--- Written instruction ---
Copy each line below that contains "card".

--- Dataset extract ---
################

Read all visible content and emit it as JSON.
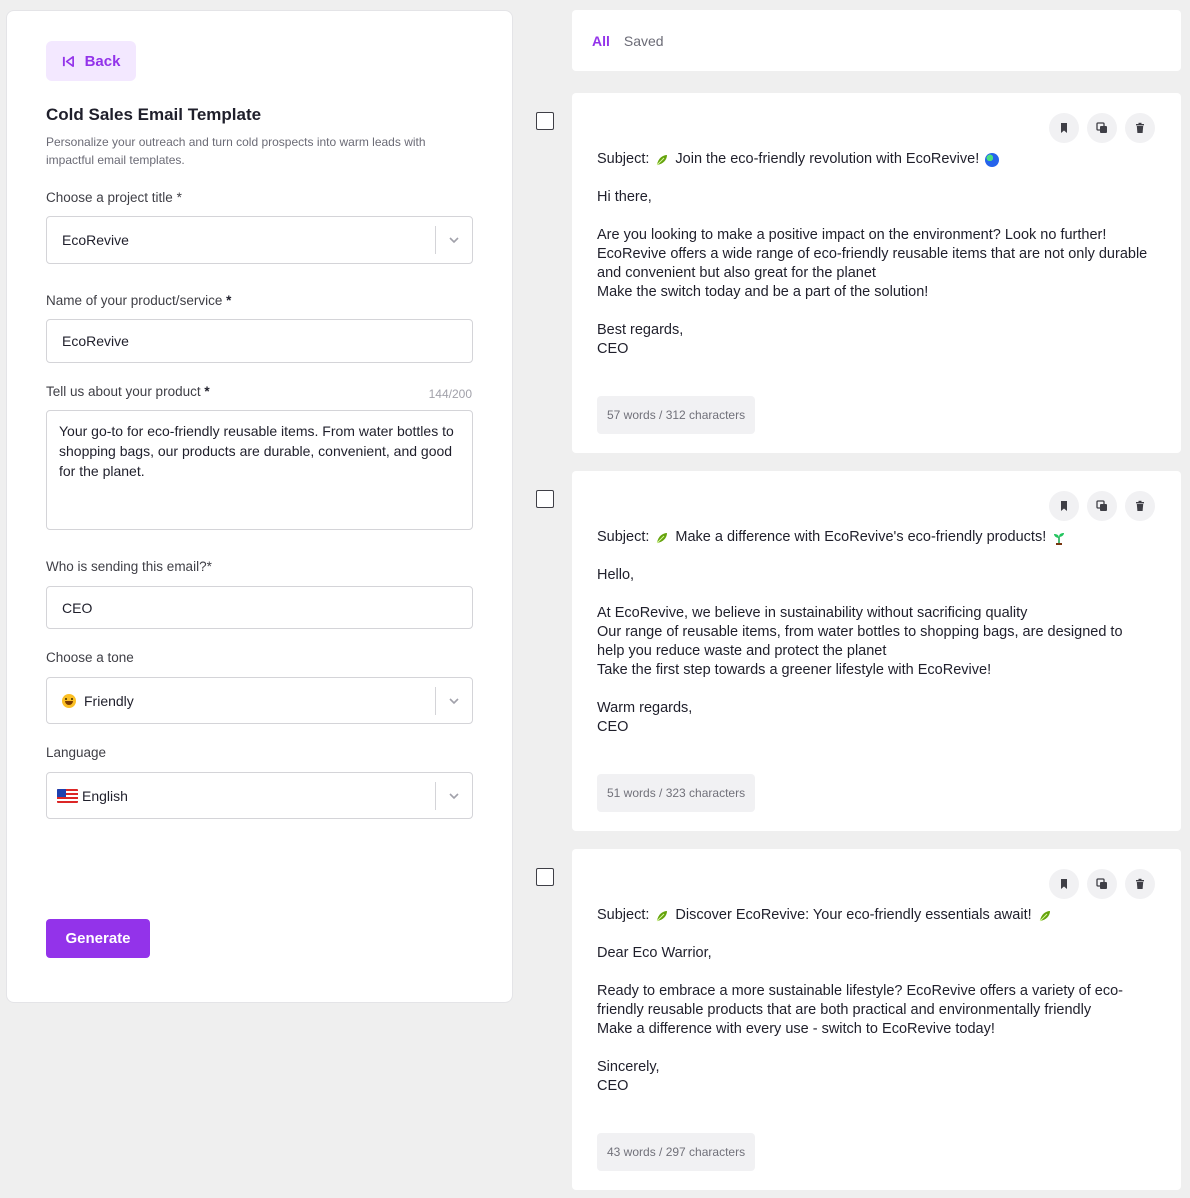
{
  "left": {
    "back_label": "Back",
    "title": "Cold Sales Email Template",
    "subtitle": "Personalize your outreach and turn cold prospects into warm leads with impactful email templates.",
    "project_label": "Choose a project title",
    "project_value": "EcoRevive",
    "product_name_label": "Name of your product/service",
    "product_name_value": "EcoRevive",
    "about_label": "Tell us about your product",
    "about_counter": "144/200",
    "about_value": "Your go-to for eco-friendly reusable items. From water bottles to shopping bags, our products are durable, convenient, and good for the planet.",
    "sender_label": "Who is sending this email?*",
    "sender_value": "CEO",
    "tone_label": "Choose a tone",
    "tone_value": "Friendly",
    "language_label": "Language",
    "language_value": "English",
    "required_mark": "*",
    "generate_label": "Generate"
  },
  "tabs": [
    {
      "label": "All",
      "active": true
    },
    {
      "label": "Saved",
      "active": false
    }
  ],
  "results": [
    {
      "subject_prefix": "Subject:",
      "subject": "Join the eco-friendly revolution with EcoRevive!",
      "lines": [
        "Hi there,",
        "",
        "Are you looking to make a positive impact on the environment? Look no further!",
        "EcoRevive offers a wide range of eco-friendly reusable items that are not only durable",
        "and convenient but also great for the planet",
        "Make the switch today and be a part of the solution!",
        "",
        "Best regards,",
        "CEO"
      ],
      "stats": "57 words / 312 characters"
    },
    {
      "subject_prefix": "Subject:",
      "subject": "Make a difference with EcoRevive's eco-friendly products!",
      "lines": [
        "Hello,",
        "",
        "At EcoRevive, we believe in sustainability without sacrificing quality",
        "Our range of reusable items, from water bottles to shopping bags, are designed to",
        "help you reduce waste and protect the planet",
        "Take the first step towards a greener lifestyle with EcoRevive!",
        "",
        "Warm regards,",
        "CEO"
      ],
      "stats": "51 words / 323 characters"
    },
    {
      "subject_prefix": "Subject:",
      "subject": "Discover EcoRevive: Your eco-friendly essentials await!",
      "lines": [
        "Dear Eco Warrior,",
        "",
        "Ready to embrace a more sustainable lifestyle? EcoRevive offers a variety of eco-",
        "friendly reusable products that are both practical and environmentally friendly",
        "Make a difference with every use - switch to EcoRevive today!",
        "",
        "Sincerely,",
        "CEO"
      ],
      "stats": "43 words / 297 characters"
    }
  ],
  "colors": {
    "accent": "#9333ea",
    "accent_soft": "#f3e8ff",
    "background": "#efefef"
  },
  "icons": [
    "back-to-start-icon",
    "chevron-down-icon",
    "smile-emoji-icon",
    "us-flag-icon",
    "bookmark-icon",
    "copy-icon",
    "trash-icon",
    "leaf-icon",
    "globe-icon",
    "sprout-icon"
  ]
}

################

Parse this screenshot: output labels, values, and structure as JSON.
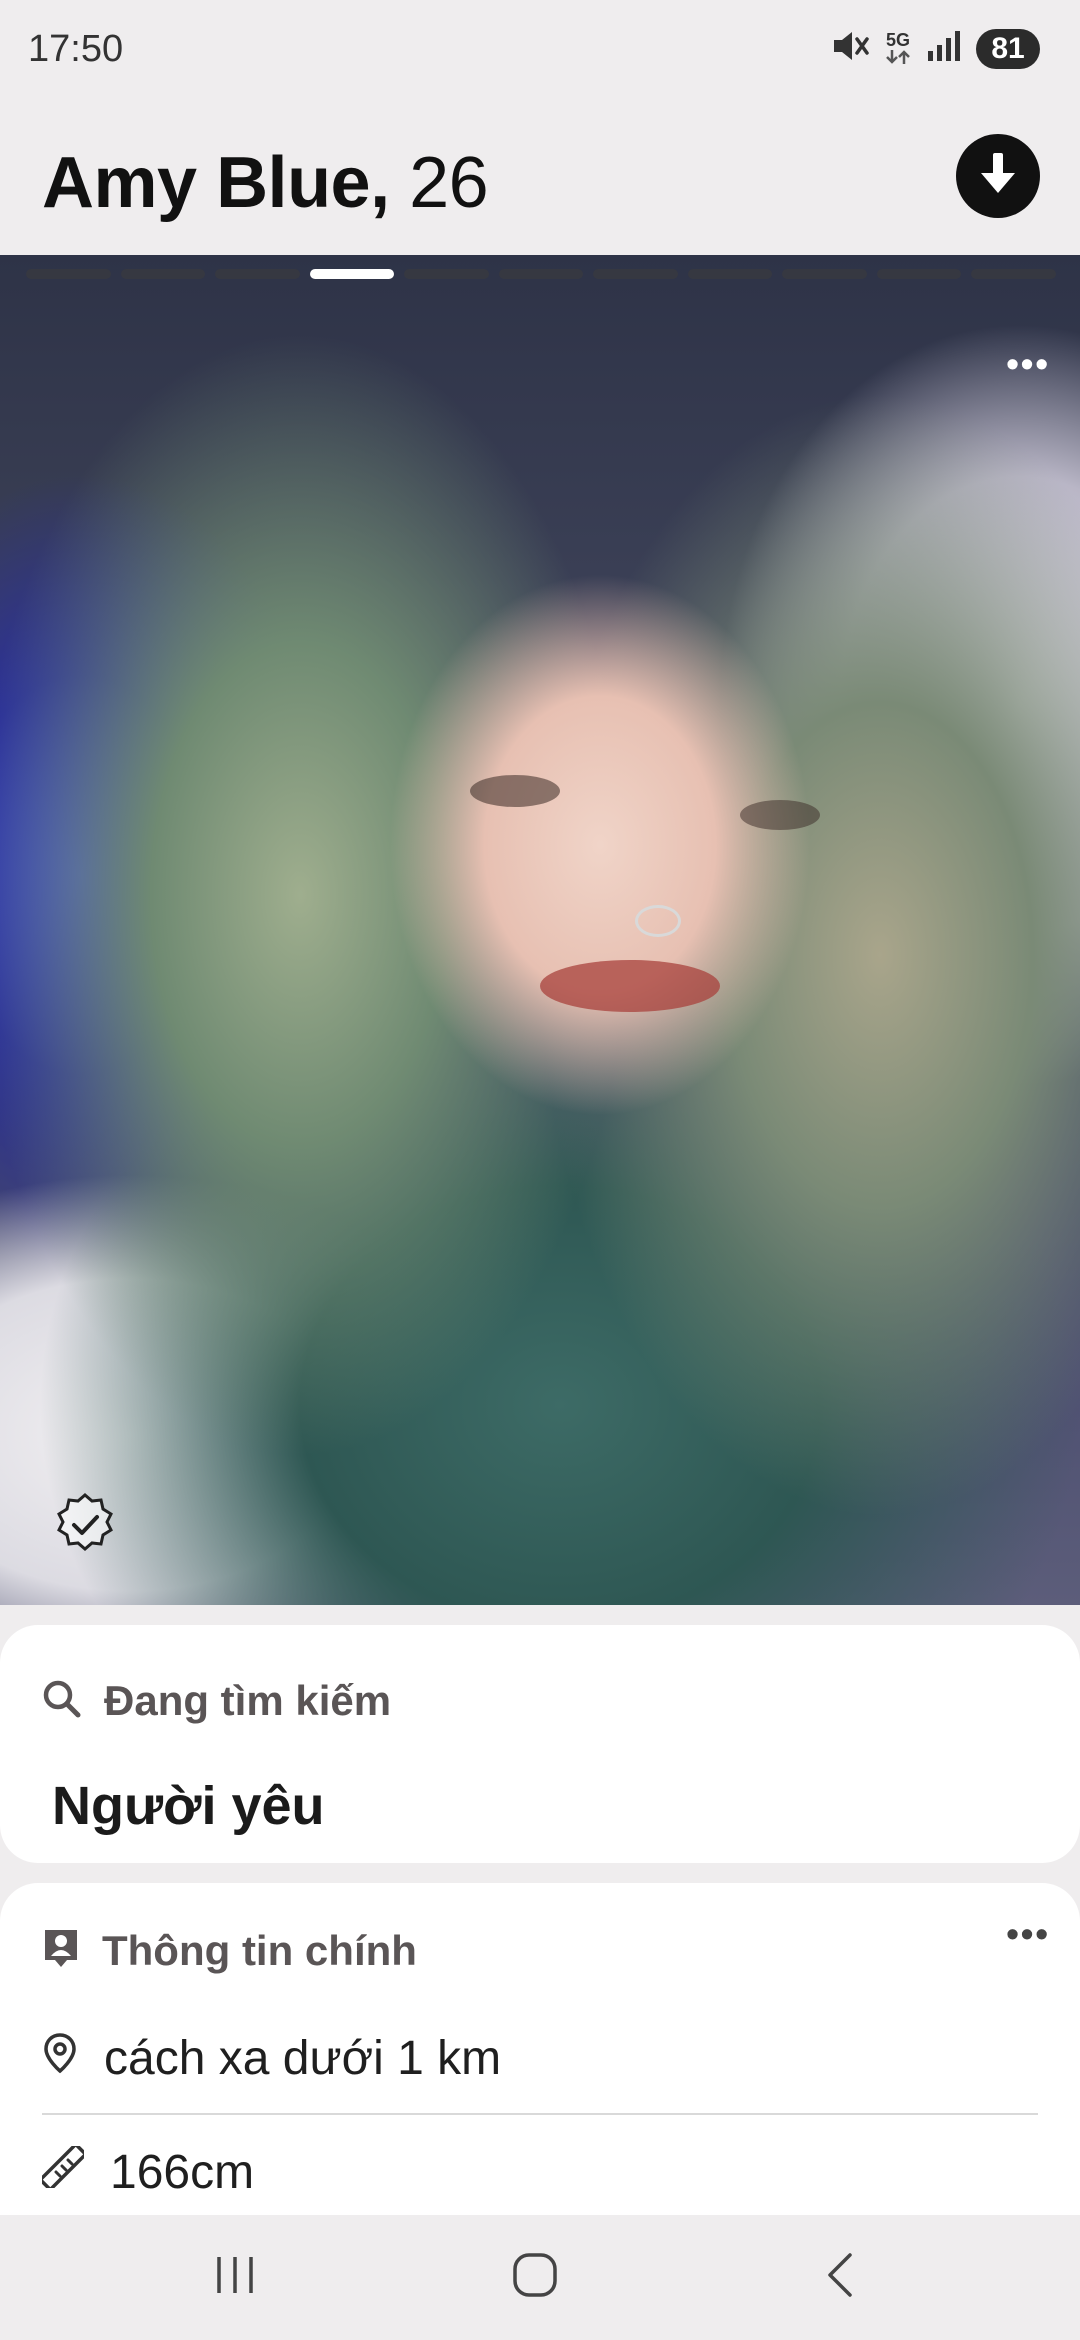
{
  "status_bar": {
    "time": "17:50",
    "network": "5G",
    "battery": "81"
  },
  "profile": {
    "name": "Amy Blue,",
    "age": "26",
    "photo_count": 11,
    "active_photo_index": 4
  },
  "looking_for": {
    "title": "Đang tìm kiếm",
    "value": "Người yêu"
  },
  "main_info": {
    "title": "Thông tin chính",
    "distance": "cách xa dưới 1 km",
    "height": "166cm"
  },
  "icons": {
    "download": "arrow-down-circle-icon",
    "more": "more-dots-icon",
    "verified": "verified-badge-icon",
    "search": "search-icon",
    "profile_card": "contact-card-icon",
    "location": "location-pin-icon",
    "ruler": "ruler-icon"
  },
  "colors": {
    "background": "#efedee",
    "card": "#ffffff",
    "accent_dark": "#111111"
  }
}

################

--- Written response ---
    "profile_card": "contact-card-icon",
    "card": "#ffffff",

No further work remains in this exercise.